**Your objective**: Search the data below for the word "происходит" and copy each line that holds it.
--- --- ---
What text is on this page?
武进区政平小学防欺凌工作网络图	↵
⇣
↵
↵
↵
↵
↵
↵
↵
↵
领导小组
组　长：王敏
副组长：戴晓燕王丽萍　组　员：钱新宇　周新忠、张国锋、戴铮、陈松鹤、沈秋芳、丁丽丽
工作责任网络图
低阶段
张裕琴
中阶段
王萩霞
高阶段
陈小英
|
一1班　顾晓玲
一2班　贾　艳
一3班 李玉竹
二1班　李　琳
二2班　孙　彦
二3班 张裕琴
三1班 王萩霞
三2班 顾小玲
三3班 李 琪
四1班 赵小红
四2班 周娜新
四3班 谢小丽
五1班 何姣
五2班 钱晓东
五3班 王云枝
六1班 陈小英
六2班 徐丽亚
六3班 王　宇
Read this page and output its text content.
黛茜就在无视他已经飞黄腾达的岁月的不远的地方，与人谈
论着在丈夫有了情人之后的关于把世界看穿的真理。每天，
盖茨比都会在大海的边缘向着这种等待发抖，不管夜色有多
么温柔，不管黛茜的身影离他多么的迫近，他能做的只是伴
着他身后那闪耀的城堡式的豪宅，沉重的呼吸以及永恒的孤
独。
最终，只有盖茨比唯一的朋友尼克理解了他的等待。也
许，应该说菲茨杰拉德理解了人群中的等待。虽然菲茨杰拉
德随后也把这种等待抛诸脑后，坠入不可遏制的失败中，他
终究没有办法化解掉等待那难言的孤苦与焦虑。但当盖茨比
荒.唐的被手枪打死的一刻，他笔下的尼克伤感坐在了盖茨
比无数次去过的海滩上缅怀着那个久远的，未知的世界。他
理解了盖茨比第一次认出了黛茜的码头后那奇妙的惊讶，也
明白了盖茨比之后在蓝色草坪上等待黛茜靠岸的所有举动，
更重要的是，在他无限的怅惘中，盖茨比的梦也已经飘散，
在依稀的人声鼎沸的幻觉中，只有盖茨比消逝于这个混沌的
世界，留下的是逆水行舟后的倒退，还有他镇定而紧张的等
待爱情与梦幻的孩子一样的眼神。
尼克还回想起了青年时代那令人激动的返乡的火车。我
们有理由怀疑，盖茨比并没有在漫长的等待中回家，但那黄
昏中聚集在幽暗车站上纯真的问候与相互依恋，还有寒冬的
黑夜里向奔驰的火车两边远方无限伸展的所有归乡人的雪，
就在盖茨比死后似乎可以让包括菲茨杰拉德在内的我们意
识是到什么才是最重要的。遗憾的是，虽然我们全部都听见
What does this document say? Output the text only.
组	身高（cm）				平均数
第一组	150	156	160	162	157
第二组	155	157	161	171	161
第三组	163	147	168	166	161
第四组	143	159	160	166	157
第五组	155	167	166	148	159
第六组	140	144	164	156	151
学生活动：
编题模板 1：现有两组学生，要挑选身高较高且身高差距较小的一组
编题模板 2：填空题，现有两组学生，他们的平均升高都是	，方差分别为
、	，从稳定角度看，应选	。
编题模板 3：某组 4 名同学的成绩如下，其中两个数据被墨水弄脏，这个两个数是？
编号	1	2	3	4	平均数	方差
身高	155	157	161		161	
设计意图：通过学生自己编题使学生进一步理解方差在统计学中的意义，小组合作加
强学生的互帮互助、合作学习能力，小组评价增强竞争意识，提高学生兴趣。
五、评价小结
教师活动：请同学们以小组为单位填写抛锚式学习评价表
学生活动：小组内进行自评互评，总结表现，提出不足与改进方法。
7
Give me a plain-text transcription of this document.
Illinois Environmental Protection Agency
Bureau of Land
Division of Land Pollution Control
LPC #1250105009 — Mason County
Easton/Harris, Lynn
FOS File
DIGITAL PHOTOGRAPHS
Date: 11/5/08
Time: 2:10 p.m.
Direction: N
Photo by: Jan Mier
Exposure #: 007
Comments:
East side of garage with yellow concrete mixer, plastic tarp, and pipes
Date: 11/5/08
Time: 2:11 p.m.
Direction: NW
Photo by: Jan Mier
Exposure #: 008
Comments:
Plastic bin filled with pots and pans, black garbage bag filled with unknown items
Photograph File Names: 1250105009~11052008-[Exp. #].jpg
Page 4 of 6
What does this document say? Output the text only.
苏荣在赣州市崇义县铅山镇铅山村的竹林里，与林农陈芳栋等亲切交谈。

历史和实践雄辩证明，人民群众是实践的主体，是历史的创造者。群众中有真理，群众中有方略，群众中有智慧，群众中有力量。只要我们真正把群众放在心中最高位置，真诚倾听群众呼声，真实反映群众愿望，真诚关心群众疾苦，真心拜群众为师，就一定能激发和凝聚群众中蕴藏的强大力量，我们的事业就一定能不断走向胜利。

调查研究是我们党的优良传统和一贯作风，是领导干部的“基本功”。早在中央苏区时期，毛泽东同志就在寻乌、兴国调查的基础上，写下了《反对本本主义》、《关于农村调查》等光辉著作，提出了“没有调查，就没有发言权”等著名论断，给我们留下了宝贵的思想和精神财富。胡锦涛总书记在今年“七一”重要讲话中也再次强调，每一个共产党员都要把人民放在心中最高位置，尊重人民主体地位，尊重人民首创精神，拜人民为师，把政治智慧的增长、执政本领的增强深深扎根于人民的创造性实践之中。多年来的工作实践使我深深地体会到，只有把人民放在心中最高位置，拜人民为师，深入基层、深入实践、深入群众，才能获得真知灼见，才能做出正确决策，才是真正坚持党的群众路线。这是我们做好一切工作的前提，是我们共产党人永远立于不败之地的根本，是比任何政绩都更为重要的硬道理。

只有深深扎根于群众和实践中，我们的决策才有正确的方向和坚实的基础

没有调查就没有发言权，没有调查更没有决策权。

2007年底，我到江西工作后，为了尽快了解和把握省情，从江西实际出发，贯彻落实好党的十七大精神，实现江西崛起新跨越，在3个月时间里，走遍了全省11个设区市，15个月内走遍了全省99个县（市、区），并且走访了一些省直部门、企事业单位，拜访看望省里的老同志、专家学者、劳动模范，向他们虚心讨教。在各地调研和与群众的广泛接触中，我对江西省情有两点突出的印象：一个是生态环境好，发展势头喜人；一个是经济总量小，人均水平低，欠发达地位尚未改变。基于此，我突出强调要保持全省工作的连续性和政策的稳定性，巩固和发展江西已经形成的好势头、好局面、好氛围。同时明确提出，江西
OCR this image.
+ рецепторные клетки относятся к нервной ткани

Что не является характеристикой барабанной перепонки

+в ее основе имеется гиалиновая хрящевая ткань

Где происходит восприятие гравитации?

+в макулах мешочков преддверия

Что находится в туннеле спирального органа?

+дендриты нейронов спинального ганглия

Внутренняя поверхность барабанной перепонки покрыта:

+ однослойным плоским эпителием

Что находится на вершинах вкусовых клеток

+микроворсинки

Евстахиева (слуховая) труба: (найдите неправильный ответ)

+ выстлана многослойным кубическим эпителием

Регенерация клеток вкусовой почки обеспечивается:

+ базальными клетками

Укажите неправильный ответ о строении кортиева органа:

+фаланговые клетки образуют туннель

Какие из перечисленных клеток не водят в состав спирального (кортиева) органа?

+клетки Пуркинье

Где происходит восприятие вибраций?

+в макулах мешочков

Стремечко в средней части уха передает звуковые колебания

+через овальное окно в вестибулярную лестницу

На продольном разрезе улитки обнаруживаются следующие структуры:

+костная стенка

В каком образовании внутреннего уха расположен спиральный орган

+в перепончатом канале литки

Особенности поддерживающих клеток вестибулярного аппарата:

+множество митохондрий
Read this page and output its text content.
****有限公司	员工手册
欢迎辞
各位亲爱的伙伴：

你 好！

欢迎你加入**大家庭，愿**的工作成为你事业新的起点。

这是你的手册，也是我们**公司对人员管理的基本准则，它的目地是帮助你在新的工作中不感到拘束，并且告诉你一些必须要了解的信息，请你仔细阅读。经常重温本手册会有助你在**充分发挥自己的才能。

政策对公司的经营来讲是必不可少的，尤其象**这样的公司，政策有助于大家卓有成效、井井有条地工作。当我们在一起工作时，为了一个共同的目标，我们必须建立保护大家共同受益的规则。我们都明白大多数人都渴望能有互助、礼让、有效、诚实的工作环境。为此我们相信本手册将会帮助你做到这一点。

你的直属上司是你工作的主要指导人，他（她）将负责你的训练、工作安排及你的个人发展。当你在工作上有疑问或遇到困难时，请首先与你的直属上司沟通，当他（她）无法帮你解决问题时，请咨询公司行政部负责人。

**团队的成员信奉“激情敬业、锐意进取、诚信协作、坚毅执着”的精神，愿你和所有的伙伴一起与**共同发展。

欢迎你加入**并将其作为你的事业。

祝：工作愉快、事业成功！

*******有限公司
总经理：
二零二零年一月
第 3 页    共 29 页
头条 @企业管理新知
--- --- ---
**Complete response**:
Где происходит восприятие гравитации?
Где происходит восприятие вибраций?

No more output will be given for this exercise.